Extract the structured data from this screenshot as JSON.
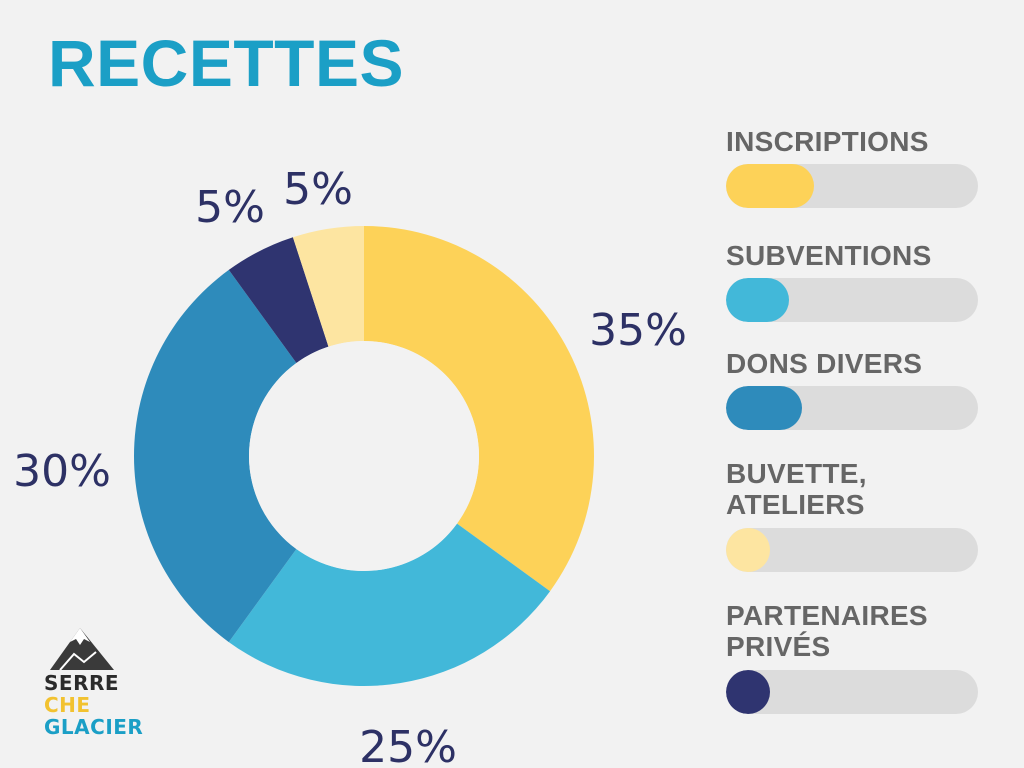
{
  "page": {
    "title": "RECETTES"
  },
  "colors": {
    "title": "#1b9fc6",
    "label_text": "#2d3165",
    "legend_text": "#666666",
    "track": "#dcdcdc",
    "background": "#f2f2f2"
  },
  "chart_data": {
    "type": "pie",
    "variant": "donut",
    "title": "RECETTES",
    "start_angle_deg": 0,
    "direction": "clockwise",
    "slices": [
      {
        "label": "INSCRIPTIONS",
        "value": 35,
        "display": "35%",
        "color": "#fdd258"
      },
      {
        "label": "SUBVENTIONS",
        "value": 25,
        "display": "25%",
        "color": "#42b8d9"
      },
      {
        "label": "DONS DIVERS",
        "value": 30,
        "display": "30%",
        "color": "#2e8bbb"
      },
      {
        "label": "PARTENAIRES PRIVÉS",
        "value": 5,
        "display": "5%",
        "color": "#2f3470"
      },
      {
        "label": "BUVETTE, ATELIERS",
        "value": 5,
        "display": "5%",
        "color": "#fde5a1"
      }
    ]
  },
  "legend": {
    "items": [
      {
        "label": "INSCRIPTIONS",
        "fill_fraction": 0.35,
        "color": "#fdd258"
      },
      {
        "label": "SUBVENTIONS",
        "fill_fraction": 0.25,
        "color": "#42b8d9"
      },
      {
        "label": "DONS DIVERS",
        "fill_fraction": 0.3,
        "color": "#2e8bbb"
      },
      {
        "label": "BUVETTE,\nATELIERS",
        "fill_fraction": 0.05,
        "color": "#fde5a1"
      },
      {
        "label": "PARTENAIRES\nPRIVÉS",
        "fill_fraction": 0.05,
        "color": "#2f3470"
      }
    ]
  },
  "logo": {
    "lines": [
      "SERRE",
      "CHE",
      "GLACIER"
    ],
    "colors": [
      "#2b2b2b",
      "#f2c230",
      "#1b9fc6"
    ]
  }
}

* * *

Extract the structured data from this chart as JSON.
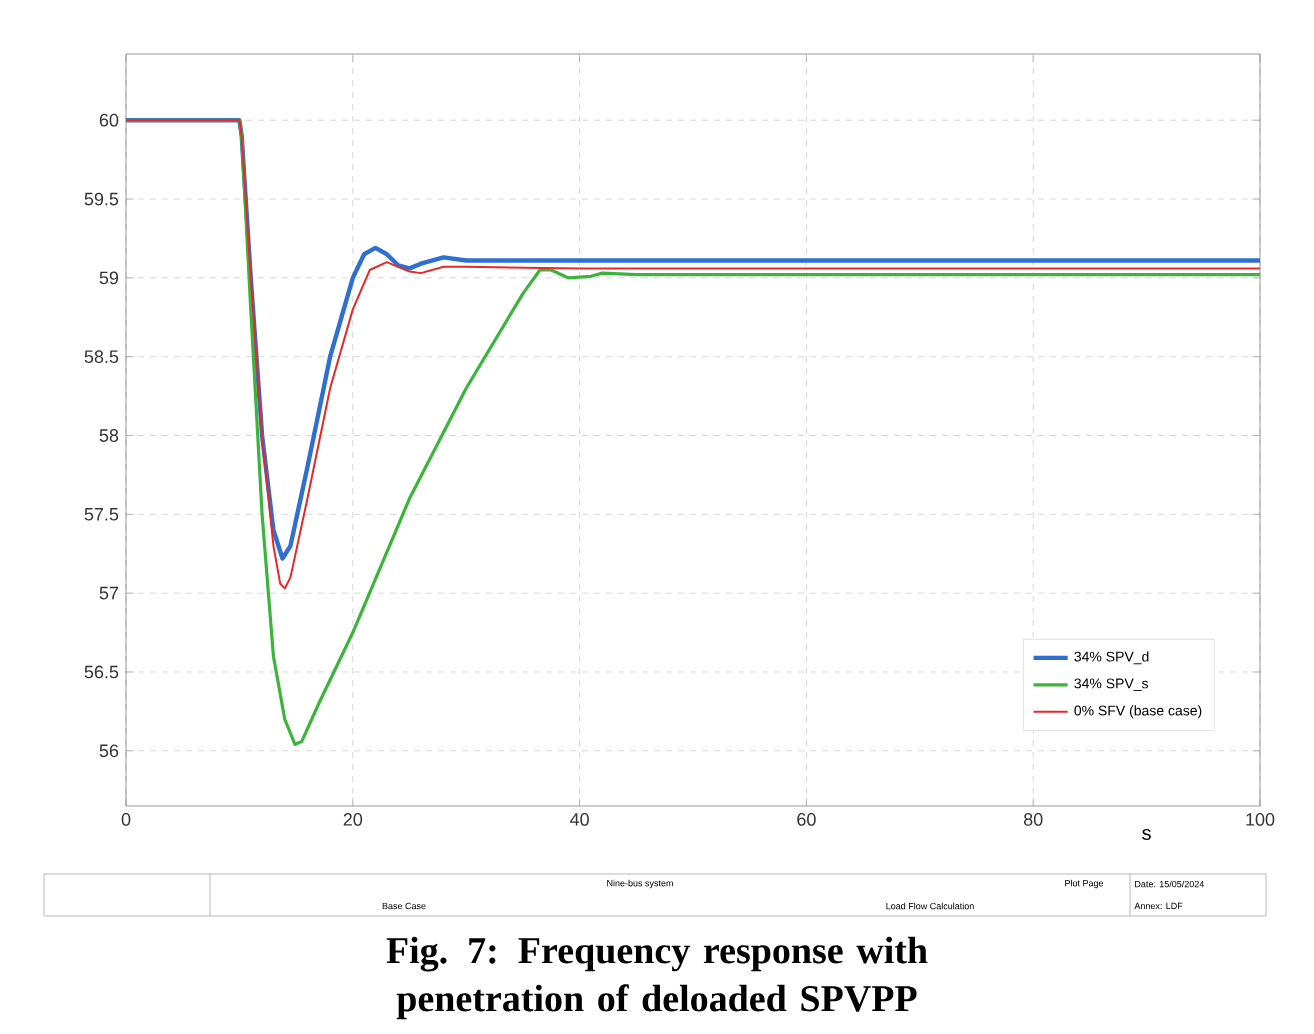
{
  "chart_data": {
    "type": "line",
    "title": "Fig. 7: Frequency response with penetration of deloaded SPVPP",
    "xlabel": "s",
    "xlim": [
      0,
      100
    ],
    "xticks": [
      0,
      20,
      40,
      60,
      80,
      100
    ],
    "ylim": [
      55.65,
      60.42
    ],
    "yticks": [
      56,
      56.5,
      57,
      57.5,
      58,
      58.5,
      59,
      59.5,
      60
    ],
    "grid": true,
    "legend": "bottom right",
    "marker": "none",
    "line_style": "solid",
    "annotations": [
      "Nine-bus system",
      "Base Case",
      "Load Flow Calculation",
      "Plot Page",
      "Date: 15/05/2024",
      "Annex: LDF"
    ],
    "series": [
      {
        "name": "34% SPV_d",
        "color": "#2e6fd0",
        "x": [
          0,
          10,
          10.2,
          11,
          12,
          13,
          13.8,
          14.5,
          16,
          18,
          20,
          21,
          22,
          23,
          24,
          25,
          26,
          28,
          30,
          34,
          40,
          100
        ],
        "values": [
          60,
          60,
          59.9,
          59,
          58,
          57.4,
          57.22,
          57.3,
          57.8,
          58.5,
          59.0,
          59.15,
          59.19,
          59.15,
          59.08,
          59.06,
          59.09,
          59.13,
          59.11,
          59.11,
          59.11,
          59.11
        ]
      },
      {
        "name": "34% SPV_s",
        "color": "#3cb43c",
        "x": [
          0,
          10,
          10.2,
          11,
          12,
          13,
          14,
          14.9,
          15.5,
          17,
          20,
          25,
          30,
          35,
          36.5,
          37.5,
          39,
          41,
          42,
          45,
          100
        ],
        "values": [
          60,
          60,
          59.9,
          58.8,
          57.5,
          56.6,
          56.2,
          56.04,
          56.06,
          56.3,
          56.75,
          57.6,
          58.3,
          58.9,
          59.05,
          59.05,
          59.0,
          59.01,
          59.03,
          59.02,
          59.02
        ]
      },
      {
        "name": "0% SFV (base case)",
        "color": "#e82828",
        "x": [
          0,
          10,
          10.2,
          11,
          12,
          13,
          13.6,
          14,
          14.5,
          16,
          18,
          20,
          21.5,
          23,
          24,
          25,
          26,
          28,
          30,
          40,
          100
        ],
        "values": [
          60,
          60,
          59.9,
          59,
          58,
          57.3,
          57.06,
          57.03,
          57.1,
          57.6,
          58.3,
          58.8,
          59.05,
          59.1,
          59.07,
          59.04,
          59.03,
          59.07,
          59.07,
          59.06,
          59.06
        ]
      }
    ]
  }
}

* * *

_Exercise task_
Tally the lines of the listing that include "PARTENAIRES". Reply with nothing but the count.

_Correct response_
2